Copy out each line of the material below that holds the string "title".

[start]

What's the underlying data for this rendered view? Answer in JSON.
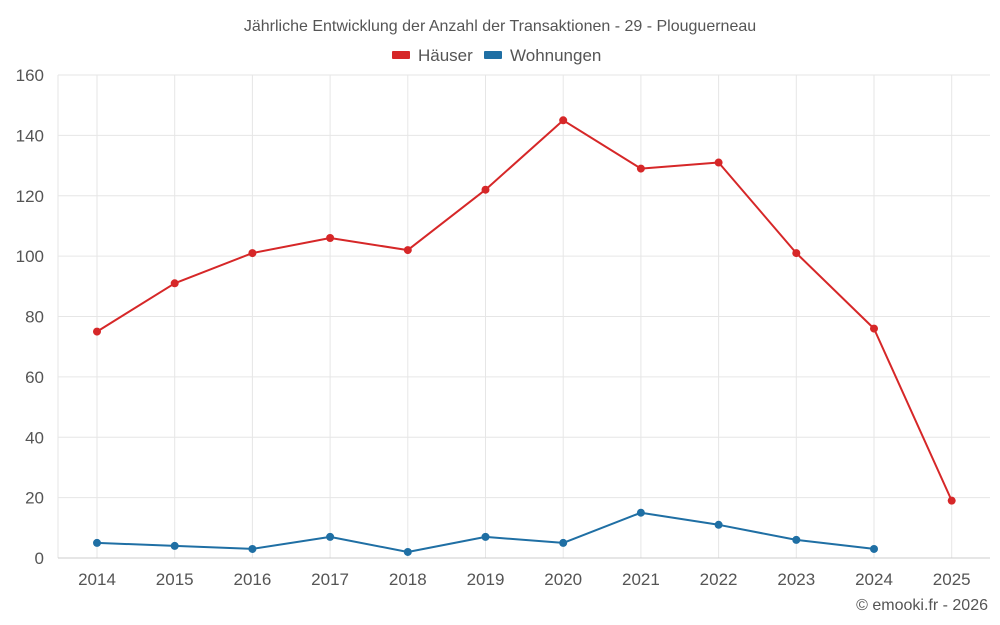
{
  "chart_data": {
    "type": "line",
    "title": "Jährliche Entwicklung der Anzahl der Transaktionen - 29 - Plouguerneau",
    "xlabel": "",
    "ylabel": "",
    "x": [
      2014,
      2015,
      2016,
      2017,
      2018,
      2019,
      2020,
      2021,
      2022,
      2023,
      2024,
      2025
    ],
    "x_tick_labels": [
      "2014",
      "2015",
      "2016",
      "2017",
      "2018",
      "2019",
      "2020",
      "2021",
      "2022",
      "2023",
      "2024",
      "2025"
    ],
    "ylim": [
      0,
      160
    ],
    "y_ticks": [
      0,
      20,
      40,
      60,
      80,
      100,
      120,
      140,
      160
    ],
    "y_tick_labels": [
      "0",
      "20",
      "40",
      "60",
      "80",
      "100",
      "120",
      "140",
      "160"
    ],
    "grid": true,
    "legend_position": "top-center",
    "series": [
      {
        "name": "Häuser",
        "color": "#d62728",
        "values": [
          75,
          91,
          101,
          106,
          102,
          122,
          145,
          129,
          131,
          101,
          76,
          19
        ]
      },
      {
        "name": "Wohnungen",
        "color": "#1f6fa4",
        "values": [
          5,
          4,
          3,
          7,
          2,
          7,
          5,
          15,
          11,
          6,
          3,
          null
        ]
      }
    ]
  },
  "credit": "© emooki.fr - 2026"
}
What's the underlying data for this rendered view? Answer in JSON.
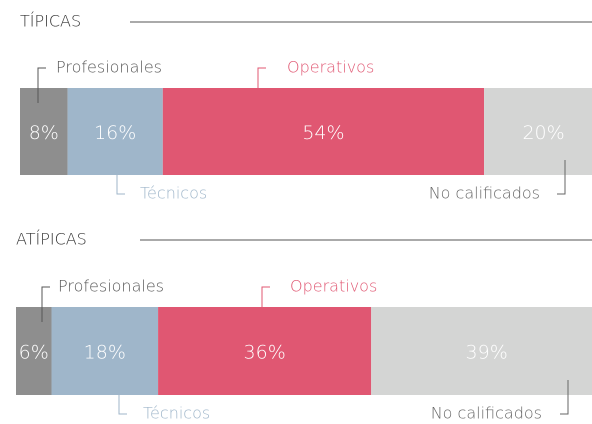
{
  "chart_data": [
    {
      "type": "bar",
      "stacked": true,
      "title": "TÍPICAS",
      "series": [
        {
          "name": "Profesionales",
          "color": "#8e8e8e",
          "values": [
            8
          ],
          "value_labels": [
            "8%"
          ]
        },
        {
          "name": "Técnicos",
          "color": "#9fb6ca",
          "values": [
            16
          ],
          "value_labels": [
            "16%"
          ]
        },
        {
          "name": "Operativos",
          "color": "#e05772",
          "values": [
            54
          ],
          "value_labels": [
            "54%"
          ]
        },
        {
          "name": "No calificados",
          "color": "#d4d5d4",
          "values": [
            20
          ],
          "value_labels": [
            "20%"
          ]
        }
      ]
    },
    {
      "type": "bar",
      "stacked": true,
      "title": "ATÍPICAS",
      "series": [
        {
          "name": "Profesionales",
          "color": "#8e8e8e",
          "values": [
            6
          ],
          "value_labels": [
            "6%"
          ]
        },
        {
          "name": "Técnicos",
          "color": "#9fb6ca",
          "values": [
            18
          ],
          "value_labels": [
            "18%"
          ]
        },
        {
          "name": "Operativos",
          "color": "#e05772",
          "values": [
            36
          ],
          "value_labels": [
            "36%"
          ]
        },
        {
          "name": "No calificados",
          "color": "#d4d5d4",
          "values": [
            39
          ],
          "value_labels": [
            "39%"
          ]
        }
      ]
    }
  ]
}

[end]
[start]

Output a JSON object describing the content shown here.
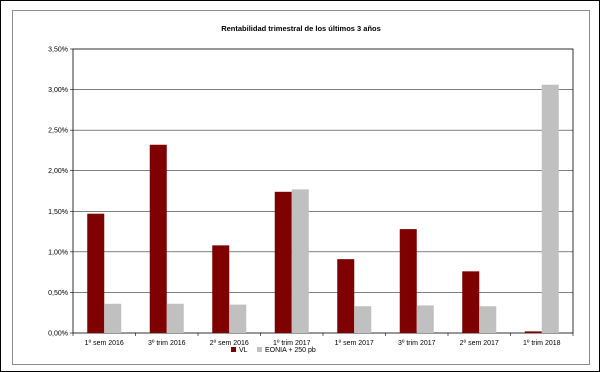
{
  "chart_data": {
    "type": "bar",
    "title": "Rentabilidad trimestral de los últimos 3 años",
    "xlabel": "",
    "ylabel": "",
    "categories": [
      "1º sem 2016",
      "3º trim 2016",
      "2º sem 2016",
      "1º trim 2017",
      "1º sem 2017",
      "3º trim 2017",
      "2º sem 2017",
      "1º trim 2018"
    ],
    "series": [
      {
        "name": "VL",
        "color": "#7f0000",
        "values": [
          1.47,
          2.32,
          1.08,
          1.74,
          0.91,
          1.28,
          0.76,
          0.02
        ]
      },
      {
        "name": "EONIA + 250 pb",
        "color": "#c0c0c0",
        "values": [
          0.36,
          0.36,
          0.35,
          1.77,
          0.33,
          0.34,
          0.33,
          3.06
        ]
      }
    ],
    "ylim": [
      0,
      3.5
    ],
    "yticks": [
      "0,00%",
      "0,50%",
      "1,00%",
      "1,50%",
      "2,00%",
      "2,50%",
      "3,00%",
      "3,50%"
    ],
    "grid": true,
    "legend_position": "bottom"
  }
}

[end]

> WRITTEN ANSWER
    "title": "Jährliche Entwicklung der Anzahl der Transaktionen - 29 - Plouguerneau",
      "title": "TÍPICAS",
      "title": "ATÍPICAS",
    "title": "Rentabilidad trimestral de los últimos 3 años",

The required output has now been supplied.